Problem to solve
Scan the entries below for the word "relative". Copy each line that has it.

=======

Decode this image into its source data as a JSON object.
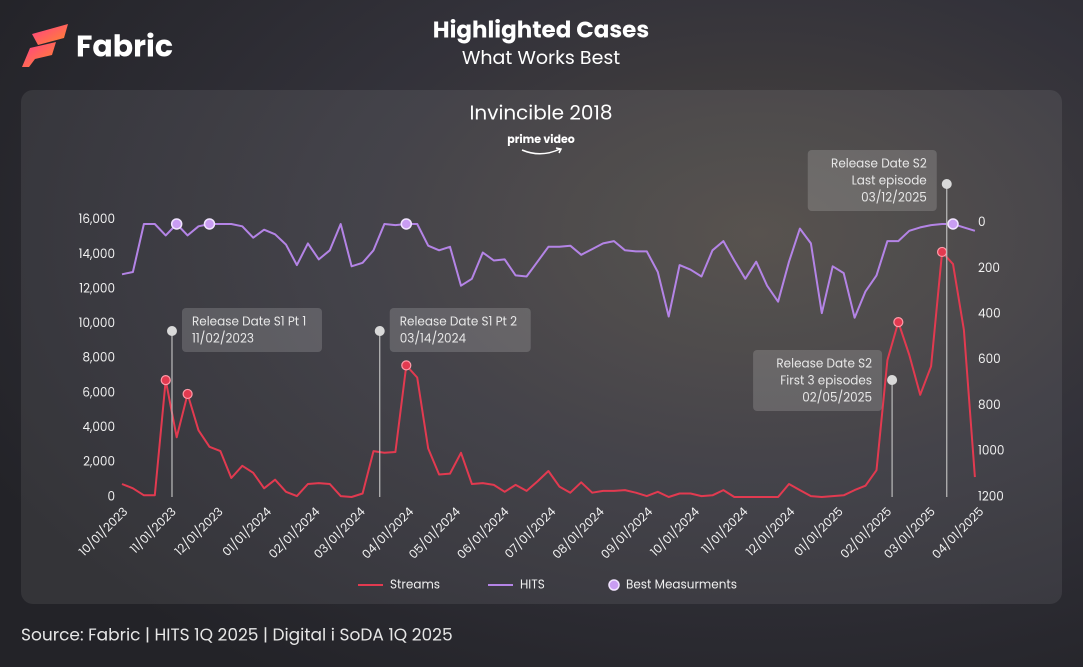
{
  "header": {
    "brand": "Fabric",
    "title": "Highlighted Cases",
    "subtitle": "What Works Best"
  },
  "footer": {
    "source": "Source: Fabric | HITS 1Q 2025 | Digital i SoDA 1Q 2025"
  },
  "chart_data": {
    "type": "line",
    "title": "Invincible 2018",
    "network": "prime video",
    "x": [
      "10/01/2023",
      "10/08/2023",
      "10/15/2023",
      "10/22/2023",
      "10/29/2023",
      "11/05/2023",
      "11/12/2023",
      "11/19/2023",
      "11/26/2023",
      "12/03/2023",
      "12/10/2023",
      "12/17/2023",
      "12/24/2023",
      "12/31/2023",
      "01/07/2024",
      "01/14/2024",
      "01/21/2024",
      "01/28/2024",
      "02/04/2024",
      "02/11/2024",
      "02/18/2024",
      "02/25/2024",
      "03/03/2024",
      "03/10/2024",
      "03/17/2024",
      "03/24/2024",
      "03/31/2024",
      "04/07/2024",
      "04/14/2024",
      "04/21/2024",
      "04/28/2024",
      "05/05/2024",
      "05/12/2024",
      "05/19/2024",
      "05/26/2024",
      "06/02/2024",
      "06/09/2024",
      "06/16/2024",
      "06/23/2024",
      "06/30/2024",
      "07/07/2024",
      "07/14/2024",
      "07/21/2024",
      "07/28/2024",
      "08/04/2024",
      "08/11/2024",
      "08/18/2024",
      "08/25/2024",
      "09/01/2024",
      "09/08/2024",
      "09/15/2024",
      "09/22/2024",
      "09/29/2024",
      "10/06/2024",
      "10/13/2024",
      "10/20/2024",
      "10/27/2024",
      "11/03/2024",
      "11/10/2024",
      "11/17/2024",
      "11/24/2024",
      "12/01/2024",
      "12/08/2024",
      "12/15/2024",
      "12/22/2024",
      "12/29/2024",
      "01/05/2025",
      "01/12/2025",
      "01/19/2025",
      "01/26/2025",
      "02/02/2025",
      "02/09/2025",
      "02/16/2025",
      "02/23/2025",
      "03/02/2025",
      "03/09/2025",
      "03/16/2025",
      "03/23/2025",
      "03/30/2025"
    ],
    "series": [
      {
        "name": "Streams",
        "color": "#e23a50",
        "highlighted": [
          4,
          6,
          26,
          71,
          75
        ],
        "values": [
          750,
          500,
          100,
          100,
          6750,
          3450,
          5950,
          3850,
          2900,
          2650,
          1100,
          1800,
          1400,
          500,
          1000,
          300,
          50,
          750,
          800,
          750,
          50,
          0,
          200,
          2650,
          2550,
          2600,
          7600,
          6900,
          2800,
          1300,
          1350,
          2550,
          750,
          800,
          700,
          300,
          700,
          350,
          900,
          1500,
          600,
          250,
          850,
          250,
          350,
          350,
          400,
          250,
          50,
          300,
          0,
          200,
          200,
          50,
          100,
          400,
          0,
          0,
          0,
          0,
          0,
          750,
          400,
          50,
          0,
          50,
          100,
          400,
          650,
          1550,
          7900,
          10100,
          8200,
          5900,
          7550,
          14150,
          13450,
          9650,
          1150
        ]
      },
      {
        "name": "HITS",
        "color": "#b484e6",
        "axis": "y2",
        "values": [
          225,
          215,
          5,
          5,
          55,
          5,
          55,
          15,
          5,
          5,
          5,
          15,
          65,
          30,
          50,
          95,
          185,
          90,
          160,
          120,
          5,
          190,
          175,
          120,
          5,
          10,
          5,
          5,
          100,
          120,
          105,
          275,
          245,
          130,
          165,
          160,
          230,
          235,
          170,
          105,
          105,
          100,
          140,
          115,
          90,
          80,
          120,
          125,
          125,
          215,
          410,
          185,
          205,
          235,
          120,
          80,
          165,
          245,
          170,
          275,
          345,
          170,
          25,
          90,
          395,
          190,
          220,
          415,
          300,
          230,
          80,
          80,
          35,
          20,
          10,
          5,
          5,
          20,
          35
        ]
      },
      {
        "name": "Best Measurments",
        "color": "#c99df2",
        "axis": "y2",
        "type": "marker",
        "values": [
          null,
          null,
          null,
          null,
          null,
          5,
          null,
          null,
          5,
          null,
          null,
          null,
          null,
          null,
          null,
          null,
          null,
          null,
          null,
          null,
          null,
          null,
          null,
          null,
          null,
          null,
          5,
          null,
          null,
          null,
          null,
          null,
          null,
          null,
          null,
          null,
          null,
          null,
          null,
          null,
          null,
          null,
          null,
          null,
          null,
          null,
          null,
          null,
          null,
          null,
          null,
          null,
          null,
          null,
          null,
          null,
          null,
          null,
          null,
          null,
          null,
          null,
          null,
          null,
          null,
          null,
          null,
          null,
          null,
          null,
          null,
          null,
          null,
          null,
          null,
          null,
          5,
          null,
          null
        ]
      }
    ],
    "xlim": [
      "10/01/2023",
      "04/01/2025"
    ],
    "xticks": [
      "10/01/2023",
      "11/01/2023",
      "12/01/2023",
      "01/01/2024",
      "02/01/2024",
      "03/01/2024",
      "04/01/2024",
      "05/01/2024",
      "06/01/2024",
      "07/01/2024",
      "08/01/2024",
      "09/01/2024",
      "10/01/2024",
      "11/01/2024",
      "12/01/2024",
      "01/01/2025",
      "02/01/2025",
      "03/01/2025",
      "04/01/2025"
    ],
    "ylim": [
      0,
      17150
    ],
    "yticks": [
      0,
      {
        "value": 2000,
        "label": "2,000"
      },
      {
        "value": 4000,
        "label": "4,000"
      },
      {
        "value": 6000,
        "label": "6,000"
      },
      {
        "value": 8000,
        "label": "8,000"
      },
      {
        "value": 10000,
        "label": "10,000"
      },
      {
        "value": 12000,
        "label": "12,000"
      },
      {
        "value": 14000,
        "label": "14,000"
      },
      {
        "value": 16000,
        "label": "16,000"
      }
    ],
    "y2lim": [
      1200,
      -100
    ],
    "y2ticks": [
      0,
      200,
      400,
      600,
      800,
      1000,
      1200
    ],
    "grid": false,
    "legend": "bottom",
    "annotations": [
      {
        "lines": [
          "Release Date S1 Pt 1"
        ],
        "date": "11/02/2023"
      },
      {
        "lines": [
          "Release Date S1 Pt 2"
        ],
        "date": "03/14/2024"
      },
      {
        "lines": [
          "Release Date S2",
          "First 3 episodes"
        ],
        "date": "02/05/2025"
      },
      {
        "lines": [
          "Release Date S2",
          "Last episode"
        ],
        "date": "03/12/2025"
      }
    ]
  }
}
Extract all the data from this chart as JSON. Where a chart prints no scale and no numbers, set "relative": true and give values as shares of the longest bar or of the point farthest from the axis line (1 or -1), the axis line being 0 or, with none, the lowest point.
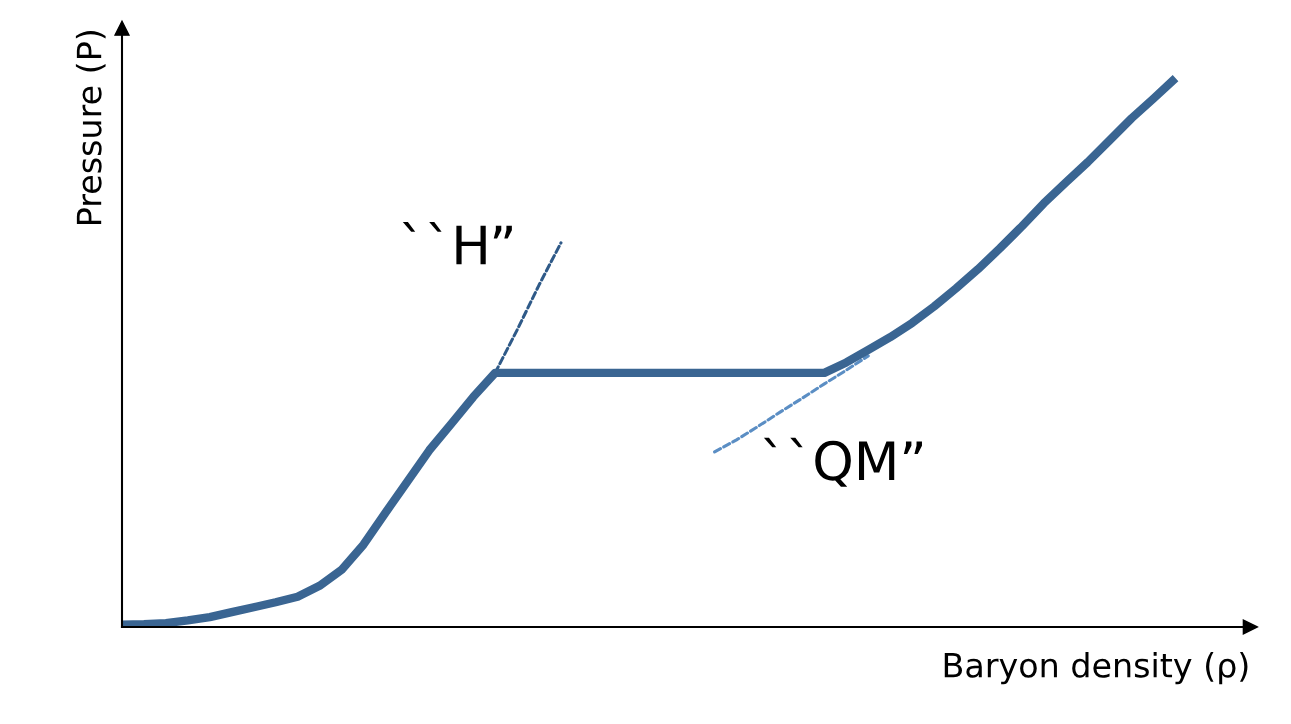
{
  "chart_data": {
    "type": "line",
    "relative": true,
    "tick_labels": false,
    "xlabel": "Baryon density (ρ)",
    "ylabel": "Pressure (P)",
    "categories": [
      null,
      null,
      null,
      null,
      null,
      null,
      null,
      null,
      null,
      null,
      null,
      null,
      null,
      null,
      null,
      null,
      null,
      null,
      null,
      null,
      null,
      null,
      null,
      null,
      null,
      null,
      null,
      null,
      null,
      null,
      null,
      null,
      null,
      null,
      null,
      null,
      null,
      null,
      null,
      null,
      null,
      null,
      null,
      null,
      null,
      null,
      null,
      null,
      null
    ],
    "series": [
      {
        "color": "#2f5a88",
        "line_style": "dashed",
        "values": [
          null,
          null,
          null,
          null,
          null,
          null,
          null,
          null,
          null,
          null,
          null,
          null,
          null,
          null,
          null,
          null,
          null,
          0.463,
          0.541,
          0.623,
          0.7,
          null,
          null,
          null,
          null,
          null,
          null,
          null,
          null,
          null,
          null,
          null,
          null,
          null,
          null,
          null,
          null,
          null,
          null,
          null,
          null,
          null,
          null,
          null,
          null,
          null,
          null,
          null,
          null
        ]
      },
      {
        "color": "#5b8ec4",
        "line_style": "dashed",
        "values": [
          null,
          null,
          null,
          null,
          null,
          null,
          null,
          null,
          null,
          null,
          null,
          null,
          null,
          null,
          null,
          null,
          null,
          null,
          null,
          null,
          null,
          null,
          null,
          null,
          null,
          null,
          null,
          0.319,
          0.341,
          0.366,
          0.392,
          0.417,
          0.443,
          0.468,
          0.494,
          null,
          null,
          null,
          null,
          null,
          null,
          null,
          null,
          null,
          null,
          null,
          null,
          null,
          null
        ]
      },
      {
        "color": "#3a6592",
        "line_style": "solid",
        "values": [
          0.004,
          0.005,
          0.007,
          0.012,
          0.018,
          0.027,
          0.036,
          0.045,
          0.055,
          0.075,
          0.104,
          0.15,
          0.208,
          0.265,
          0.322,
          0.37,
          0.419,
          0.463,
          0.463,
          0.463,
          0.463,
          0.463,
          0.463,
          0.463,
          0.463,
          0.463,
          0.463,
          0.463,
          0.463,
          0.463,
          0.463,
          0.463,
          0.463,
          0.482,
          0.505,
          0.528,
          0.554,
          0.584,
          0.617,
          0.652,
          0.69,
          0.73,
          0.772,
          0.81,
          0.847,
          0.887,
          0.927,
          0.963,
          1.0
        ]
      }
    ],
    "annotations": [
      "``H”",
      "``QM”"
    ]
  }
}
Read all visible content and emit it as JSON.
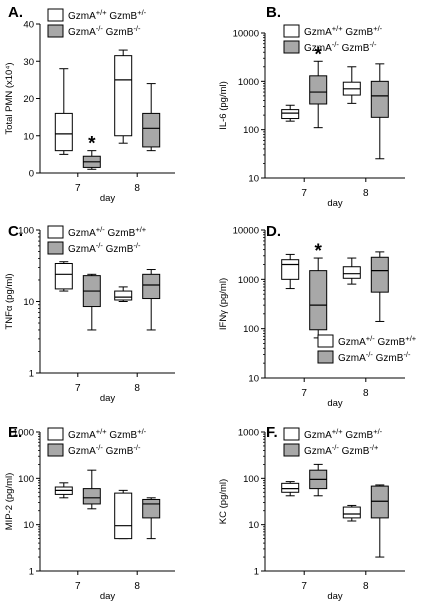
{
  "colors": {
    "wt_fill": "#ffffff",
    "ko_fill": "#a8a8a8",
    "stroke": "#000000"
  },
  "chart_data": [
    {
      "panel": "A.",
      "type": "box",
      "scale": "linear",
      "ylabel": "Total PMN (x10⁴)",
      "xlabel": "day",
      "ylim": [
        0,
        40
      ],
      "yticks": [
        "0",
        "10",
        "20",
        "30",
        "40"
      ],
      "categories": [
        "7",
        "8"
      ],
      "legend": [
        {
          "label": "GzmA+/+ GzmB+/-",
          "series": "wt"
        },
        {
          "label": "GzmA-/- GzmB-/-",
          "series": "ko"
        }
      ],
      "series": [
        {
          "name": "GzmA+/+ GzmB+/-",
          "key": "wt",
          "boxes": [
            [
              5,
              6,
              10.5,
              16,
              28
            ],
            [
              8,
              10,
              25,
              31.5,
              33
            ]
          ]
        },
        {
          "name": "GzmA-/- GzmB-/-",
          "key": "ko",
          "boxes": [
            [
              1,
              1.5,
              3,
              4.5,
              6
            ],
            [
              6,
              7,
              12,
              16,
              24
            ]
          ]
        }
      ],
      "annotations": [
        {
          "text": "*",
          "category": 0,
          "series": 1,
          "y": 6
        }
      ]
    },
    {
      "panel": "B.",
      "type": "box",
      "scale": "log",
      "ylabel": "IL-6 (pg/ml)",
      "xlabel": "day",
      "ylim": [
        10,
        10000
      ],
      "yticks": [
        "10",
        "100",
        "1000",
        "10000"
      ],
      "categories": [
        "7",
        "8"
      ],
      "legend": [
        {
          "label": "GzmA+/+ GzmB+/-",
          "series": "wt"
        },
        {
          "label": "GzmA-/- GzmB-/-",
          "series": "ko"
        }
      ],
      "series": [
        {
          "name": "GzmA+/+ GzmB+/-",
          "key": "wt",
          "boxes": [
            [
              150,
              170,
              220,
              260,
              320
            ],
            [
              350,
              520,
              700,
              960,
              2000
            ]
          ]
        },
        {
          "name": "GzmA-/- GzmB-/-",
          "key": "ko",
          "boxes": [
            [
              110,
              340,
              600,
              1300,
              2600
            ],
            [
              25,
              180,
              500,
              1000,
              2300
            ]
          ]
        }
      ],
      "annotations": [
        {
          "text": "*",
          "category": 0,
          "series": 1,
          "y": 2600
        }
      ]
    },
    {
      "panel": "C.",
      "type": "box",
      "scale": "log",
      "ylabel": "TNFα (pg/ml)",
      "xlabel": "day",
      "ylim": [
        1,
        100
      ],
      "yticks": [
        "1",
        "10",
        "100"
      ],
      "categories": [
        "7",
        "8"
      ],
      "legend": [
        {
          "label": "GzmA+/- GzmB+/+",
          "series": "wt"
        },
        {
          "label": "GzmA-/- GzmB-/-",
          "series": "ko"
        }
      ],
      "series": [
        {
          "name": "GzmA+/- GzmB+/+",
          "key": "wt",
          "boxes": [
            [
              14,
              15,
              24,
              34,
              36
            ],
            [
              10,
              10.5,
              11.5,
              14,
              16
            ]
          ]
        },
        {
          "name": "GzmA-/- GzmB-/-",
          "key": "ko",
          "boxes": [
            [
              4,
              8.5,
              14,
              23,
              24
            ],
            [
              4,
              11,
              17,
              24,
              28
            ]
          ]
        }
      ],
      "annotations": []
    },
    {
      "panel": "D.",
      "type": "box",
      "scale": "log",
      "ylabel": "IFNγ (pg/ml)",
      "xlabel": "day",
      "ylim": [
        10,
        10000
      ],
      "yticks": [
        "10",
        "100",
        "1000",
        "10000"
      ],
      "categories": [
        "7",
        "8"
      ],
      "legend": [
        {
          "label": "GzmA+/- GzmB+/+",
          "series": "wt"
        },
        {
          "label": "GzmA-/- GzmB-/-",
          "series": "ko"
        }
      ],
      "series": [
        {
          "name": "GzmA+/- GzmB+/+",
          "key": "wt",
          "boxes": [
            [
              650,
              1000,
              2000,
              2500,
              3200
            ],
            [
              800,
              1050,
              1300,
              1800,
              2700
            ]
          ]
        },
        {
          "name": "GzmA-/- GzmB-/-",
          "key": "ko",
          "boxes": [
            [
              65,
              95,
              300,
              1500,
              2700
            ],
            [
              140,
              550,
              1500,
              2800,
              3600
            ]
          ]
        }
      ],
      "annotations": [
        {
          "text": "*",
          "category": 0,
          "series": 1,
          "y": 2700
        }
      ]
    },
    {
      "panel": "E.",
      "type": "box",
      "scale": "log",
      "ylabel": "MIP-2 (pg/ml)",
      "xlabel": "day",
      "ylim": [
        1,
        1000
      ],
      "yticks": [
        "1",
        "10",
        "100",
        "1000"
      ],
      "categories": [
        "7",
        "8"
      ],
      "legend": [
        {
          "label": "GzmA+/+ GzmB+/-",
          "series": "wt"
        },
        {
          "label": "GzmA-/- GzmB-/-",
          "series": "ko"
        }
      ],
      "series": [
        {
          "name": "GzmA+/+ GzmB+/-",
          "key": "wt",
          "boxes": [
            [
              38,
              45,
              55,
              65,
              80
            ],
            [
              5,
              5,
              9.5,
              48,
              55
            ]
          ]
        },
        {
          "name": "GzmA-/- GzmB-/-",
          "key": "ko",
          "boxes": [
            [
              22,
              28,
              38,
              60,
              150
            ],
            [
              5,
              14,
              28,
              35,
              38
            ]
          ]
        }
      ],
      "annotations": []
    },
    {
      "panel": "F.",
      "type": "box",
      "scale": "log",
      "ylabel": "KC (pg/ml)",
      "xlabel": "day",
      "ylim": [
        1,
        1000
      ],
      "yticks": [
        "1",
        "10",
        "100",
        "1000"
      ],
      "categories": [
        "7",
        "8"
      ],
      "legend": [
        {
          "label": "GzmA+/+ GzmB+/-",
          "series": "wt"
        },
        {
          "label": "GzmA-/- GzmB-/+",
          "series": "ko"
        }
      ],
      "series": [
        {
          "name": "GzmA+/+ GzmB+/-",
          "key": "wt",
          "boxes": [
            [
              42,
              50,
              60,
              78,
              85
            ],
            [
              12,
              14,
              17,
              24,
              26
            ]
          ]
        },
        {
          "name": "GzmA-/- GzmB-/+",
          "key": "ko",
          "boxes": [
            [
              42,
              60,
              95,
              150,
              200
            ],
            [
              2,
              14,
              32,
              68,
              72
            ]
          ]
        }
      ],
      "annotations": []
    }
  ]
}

=======

Completed task
Extract all the data from this chart as JSON. Where a chart prints no scale and no numbers, set "relative": true and give values as shares of the longest bar or of the point farthest from the axis line (1 or -1), the axis line being 0 or, with none, the lowest point.
    "relative": true,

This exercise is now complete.